>>

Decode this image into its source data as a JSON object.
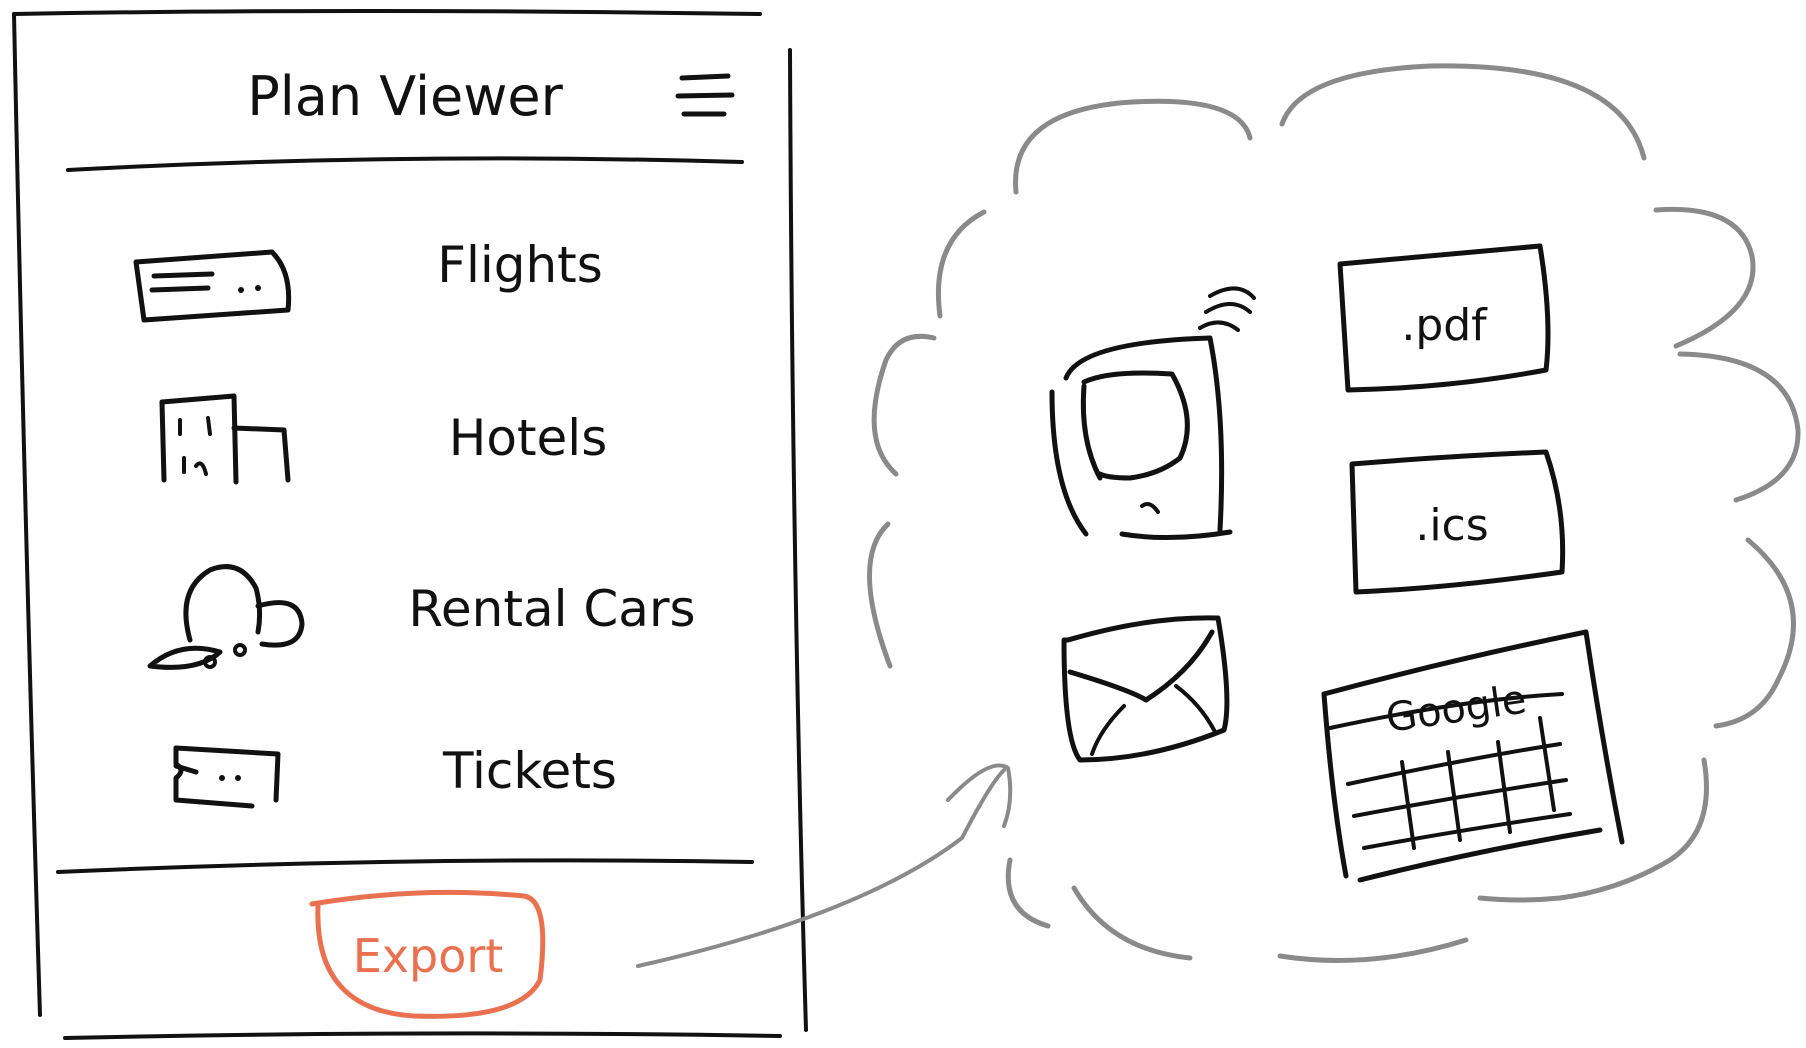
{
  "panel": {
    "title": "Plan Viewer",
    "menu_icon": "hamburger-menu-icon",
    "items": [
      {
        "label": "Flights",
        "icon": "airline-ticket-icon"
      },
      {
        "label": "Hotels",
        "icon": "hotel-building-icon"
      },
      {
        "label": "Rental Cars",
        "icon": "car-icon"
      },
      {
        "label": "Tickets",
        "icon": "ticket-icon"
      }
    ],
    "export_label": "Export"
  },
  "targets": {
    "mobile_icon": "mobile-device-icon",
    "pdf_label": ".pdf",
    "ics_label": ".ics",
    "email_icon": "envelope-icon",
    "google_label": "Google"
  },
  "colors": {
    "ink": "#111111",
    "accent": "#E9714F",
    "cloud": "#8A8A8A"
  }
}
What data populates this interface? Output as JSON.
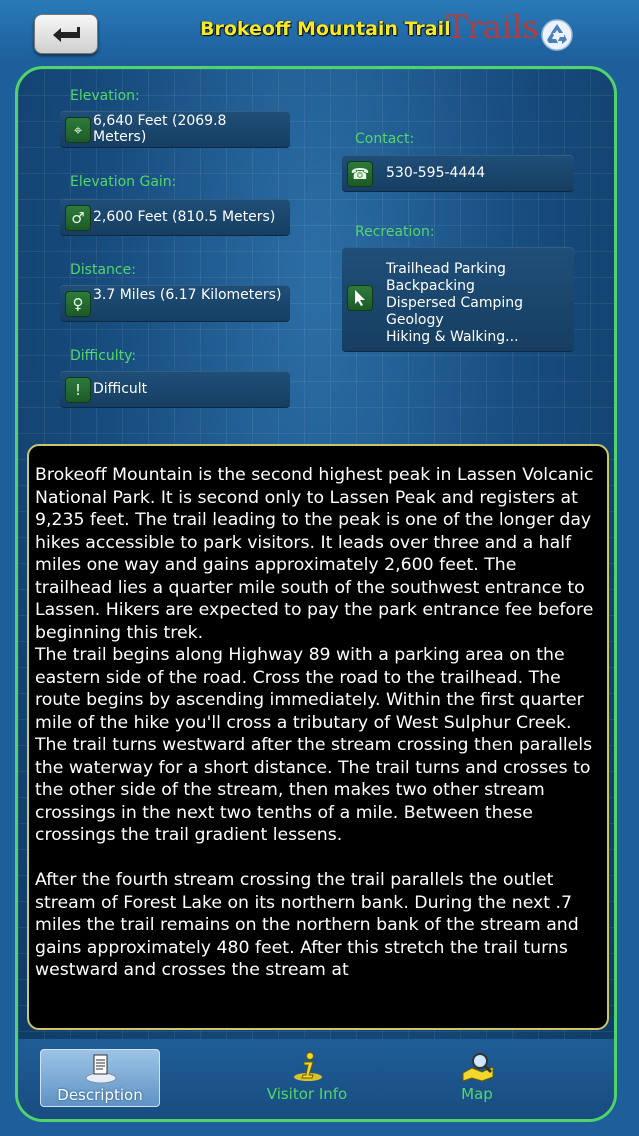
{
  "header": {
    "title": "Brokeoff Mountain Trail",
    "logo_text": "Trails",
    "back_icon": "back-arrow-icon",
    "recycle_icon": "recycle-icon"
  },
  "info": {
    "elevation": {
      "label": "Elevation:",
      "value": "6,640 Feet (2069.8 Meters)",
      "icon": "crosshair-icon"
    },
    "elevation_gain": {
      "label": "Elevation  Gain:",
      "value": "2,600 Feet (810.5 Meters)",
      "icon": "male-symbol-icon"
    },
    "distance": {
      "label": "Distance:",
      "value": "3.7 Miles (6.17 Kilometers)",
      "icon": "female-symbol-icon"
    },
    "difficulty": {
      "label": "Difficulty:",
      "value": "Difficult",
      "icon": "exclamation-icon"
    },
    "contact": {
      "label": "Contact:",
      "value": "530-595-4444",
      "icon": "phone-icon"
    },
    "recreation": {
      "label": "Recreation:",
      "icon": "pointer-icon",
      "items": [
        "Trailhead Parking",
        "Backpacking",
        "Dispersed Camping",
        "Geology",
        "Hiking & Walking..."
      ]
    }
  },
  "description": {
    "text": "Brokeoff Mountain is the second highest peak in Lassen Volcanic National Park. It is second only to Lassen Peak and registers at 9,235 feet. The trail leading to the peak is one of the longer day hikes accessible to park visitors. It leads over three and a half miles one way and gains approximately 2,600 feet. The trailhead lies a quarter mile south of the southwest entrance to Lassen. Hikers are expected to pay the park entrance fee before beginning this trek.\nThe trail begins along Highway 89 with a parking area on the eastern side of the road. Cross the road to the trailhead. The route begins by ascending immediately. Within the first quarter mile of the hike you'll cross a tributary of West Sulphur Creek. The trail turns westward after the stream crossing then parallels the waterway for a short distance. The trail turns and crosses to the other side of the stream, then makes two other stream crossings in the next two tenths of a mile. Between these crossings the trail gradient lessens.\n\nAfter the fourth stream crossing the trail parallels the outlet stream of Forest Lake on its northern bank. During the next .7 miles the trail remains on the northern bank of the stream and gains approximately 480 feet. After this stretch the trail turns westward and crosses the stream at"
  },
  "tabs": [
    {
      "label": "Description",
      "icon": "document-icon",
      "selected": true
    },
    {
      "label": "Visitor Info",
      "icon": "info-icon",
      "selected": false
    },
    {
      "label": "Map",
      "icon": "map-magnifier-icon",
      "selected": false
    }
  ],
  "colors": {
    "accent_green": "#52d76a",
    "title_yellow": "#f6e92a",
    "panel_border": "#4fd36a"
  }
}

<<

▶ EXERCISE GOAL
Reproduce the full listing above verbatim, with no pictures included.

▶ WRITTEN ANSWER
Decode this image into its source data as a JSON object.
{
  "panel": {
    "title": "Plan Viewer",
    "menu_icon": "hamburger-menu-icon",
    "items": [
      {
        "label": "Flights",
        "icon": "airline-ticket-icon"
      },
      {
        "label": "Hotels",
        "icon": "hotel-building-icon"
      },
      {
        "label": "Rental Cars",
        "icon": "car-icon"
      },
      {
        "label": "Tickets",
        "icon": "ticket-icon"
      }
    ],
    "export_label": "Export"
  },
  "targets": {
    "mobile_icon": "mobile-device-icon",
    "pdf_label": ".pdf",
    "ics_label": ".ics",
    "email_icon": "envelope-icon",
    "google_label": "Google"
  },
  "colors": {
    "ink": "#111111",
    "accent": "#E9714F",
    "cloud": "#8A8A8A"
  }
}
What data populates this interface? Output as JSON.
{
  "header": {
    "title": "Brokeoff Mountain Trail",
    "logo_text": "Trails",
    "back_icon": "back-arrow-icon",
    "recycle_icon": "recycle-icon"
  },
  "info": {
    "elevation": {
      "label": "Elevation:",
      "value": "6,640 Feet (2069.8 Meters)",
      "icon": "crosshair-icon"
    },
    "elevation_gain": {
      "label": "Elevation  Gain:",
      "value": "2,600 Feet (810.5 Meters)",
      "icon": "male-symbol-icon"
    },
    "distance": {
      "label": "Distance:",
      "value": "3.7 Miles (6.17 Kilometers)",
      "icon": "female-symbol-icon"
    },
    "difficulty": {
      "label": "Difficulty:",
      "value": "Difficult",
      "icon": "exclamation-icon"
    },
    "contact": {
      "label": "Contact:",
      "value": "530-595-4444",
      "icon": "phone-icon"
    },
    "recreation": {
      "label": "Recreation:",
      "icon": "pointer-icon",
      "items": [
        "Trailhead Parking",
        "Backpacking",
        "Dispersed Camping",
        "Geology",
        "Hiking & Walking..."
      ]
    }
  },
  "description": {
    "text": "Brokeoff Mountain is the second highest peak in Lassen Volcanic National Park. It is second only to Lassen Peak and registers at 9,235 feet. The trail leading to the peak is one of the longer day hikes accessible to park visitors. It leads over three and a half miles one way and gains approximately 2,600 feet. The trailhead lies a quarter mile south of the southwest entrance to Lassen. Hikers are expected to pay the park entrance fee before beginning this trek.\nThe trail begins along Highway 89 with a parking area on the eastern side of the road. Cross the road to the trailhead. The route begins by ascending immediately. Within the first quarter mile of the hike you'll cross a tributary of West Sulphur Creek. The trail turns westward after the stream crossing then parallels the waterway for a short distance. The trail turns and crosses to the other side of the stream, then makes two other stream crossings in the next two tenths of a mile. Between these crossings the trail gradient lessens.\n\nAfter the fourth stream crossing the trail parallels the outlet stream of Forest Lake on its northern bank. During the next .7 miles the trail remains on the northern bank of the stream and gains approximately 480 feet. After this stretch the trail turns westward and crosses the stream at"
  },
  "tabs": [
    {
      "label": "Description",
      "icon": "document-icon",
      "selected": true
    },
    {
      "label": "Visitor Info",
      "icon": "info-icon",
      "selected": false
    },
    {
      "label": "Map",
      "icon": "map-magnifier-icon",
      "selected": false
    }
  ],
  "colors": {
    "accent_green": "#52d76a",
    "title_yellow": "#f6e92a",
    "panel_border": "#4fd36a"
  }
}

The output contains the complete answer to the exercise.